Exercise description:
Count every line of these entries that holds the word "total", and reply with the number only.

++++++++

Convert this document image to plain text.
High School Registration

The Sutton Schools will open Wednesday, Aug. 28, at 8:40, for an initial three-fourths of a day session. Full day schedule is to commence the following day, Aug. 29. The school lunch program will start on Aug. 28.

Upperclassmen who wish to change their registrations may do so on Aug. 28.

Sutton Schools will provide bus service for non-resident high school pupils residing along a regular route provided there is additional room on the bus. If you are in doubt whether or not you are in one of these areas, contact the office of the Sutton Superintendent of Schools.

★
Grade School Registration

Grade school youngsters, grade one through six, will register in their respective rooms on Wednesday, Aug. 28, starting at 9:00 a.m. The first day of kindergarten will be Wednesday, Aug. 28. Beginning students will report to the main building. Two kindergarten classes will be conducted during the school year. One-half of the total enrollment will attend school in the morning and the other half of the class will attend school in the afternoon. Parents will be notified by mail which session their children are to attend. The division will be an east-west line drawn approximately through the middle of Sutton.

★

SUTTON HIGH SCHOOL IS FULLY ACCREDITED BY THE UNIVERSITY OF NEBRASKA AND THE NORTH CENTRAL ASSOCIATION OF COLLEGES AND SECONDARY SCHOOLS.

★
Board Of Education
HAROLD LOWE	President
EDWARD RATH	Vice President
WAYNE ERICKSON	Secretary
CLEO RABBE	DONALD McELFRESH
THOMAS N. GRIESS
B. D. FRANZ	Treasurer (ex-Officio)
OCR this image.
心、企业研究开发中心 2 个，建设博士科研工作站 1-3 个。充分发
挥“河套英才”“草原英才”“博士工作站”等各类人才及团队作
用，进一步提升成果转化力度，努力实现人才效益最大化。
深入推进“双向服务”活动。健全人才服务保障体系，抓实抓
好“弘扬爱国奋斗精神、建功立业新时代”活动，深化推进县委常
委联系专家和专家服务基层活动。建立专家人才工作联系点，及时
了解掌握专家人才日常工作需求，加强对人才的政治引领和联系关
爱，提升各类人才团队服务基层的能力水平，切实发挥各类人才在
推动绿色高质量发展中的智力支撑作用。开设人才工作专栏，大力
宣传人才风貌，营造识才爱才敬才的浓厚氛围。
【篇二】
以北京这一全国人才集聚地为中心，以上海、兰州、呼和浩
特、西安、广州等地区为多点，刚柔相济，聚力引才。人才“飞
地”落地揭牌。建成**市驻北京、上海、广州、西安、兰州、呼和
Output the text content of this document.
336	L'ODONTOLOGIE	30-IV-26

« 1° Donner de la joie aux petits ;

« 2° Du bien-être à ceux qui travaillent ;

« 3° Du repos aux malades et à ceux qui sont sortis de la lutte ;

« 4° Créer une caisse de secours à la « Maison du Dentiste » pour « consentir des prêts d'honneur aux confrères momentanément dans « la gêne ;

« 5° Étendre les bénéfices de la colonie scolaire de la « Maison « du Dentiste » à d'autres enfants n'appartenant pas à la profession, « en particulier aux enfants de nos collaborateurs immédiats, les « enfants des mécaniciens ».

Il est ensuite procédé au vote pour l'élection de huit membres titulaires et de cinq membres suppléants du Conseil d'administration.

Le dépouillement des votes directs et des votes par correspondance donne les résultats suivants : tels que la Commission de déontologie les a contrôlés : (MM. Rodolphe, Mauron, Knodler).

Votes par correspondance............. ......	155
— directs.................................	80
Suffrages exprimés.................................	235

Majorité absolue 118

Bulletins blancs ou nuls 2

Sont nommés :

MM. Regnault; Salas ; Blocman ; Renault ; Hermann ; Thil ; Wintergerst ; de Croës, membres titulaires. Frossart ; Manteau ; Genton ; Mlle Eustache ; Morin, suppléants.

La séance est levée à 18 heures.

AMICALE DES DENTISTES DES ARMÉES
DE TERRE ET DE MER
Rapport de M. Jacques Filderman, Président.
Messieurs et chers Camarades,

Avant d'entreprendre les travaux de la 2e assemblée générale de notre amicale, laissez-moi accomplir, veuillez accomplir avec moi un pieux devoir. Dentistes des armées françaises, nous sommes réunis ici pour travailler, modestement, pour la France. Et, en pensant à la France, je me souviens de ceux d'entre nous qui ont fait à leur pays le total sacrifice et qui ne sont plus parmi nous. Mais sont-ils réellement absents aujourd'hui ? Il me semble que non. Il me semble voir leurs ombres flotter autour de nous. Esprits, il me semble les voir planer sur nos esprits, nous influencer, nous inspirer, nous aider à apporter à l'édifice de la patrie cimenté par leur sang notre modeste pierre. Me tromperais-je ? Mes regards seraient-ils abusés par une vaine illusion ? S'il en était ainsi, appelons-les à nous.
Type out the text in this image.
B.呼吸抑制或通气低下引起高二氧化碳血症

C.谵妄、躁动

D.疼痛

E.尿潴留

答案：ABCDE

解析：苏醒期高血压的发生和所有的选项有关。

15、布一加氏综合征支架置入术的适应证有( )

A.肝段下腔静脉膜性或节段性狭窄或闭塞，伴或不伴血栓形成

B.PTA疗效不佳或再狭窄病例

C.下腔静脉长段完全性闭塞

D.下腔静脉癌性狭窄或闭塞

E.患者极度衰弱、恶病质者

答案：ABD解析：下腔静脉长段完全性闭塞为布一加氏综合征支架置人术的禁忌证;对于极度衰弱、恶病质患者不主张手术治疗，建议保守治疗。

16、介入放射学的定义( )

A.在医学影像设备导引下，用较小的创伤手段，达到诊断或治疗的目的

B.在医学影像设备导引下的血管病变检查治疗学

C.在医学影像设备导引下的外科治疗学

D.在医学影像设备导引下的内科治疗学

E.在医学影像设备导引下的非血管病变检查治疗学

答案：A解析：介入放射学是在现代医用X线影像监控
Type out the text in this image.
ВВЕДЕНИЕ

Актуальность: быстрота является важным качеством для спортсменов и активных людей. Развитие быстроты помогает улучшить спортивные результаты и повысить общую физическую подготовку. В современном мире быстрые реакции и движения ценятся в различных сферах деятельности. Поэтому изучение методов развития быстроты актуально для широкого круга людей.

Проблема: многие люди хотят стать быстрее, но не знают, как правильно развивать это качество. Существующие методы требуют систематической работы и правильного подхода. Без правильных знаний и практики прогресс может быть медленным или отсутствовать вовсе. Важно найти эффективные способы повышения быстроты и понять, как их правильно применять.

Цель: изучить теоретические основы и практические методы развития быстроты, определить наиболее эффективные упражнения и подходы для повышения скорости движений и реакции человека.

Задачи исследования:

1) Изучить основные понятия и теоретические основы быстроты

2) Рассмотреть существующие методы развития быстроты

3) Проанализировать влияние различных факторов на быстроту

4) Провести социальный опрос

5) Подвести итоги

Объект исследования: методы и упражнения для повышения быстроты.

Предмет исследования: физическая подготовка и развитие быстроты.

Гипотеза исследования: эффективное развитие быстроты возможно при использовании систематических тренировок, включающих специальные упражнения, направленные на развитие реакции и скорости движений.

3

++++++++

Written response:
2